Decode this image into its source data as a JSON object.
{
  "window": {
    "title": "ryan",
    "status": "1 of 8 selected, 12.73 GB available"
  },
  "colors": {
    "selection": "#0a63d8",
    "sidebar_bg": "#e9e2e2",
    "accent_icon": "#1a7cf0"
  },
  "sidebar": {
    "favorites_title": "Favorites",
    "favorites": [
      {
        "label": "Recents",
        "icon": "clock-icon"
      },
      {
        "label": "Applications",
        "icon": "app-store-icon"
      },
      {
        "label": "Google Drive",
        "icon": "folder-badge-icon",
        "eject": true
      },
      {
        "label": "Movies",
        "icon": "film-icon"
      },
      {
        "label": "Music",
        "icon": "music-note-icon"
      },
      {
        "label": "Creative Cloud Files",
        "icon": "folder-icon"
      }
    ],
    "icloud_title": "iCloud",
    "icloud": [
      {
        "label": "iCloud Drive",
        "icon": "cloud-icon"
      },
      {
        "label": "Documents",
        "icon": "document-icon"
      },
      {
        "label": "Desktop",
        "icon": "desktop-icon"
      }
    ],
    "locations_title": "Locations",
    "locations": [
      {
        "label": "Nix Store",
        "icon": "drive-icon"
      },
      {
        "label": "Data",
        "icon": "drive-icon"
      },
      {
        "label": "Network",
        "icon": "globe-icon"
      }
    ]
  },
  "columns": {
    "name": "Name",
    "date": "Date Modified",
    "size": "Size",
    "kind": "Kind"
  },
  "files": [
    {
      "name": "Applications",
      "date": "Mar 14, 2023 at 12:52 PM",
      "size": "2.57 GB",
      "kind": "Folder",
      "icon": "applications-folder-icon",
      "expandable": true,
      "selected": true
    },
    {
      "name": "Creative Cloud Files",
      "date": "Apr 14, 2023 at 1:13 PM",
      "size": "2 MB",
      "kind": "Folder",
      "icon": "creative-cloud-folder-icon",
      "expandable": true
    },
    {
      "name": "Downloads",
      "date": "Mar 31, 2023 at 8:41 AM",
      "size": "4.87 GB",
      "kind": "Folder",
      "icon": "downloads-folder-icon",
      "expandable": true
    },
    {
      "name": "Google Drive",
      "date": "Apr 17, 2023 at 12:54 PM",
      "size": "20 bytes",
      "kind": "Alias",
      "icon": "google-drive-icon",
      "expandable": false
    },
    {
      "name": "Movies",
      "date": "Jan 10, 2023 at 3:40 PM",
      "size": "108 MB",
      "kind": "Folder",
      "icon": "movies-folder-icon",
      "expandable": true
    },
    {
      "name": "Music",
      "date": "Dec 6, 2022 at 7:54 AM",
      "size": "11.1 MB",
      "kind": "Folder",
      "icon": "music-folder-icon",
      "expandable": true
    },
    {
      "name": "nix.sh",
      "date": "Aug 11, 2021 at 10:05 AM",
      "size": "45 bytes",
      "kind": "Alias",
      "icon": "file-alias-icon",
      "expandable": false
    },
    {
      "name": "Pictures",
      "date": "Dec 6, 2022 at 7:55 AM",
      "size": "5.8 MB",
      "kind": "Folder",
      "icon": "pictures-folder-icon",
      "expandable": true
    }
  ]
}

* Written request *
Emit the full listing verbatim.

* The reply *
Decode this image into its source data as a JSON object.
{
  "window": {
    "title": "ryan",
    "status": "1 of 8 selected, 12.73 GB available"
  },
  "colors": {
    "selection": "#0a63d8",
    "sidebar_bg": "#e9e2e2",
    "accent_icon": "#1a7cf0"
  },
  "sidebar": {
    "favorites_title": "Favorites",
    "favorites": [
      {
        "label": "Recents",
        "icon": "clock-icon"
      },
      {
        "label": "Applications",
        "icon": "app-store-icon"
      },
      {
        "label": "Google Drive",
        "icon": "folder-badge-icon",
        "eject": true
      },
      {
        "label": "Movies",
        "icon": "film-icon"
      },
      {
        "label": "Music",
        "icon": "music-note-icon"
      },
      {
        "label": "Creative Cloud Files",
        "icon": "folder-icon"
      }
    ],
    "icloud_title": "iCloud",
    "icloud": [
      {
        "label": "iCloud Drive",
        "icon": "cloud-icon"
      },
      {
        "label": "Documents",
        "icon": "document-icon"
      },
      {
        "label": "Desktop",
        "icon": "desktop-icon"
      }
    ],
    "locations_title": "Locations",
    "locations": [
      {
        "label": "Nix Store",
        "icon": "drive-icon"
      },
      {
        "label": "Data",
        "icon": "drive-icon"
      },
      {
        "label": "Network",
        "icon": "globe-icon"
      }
    ]
  },
  "columns": {
    "name": "Name",
    "date": "Date Modified",
    "size": "Size",
    "kind": "Kind"
  },
  "files": [
    {
      "name": "Applications",
      "date": "Mar 14, 2023 at 12:52 PM",
      "size": "2.57 GB",
      "kind": "Folder",
      "icon": "applications-folder-icon",
      "expandable": true,
      "selected": true
    },
    {
      "name": "Creative Cloud Files",
      "date": "Apr 14, 2023 at 1:13 PM",
      "size": "2 MB",
      "kind": "Folder",
      "icon": "creative-cloud-folder-icon",
      "expandable": true
    },
    {
      "name": "Downloads",
      "date": "Mar 31, 2023 at 8:41 AM",
      "size": "4.87 GB",
      "kind": "Folder",
      "icon": "downloads-folder-icon",
      "expandable": true
    },
    {
      "name": "Google Drive",
      "date": "Apr 17, 2023 at 12:54 PM",
      "size": "20 bytes",
      "kind": "Alias",
      "icon": "google-drive-icon",
      "expandable": false
    },
    {
      "name": "Movies",
      "date": "Jan 10, 2023 at 3:40 PM",
      "size": "108 MB",
      "kind": "Folder",
      "icon": "movies-folder-icon",
      "expandable": true
    },
    {
      "name": "Music",
      "date": "Dec 6, 2022 at 7:54 AM",
      "size": "11.1 MB",
      "kind": "Folder",
      "icon": "music-folder-icon",
      "expandable": true
    },
    {
      "name": "nix.sh",
      "date": "Aug 11, 2021 at 10:05 AM",
      "size": "45 bytes",
      "kind": "Alias",
      "icon": "file-alias-icon",
      "expandable": false
    },
    {
      "name": "Pictures",
      "date": "Dec 6, 2022 at 7:55 AM",
      "size": "5.8 MB",
      "kind": "Folder",
      "icon": "pictures-folder-icon",
      "expandable": true
    }
  ]
}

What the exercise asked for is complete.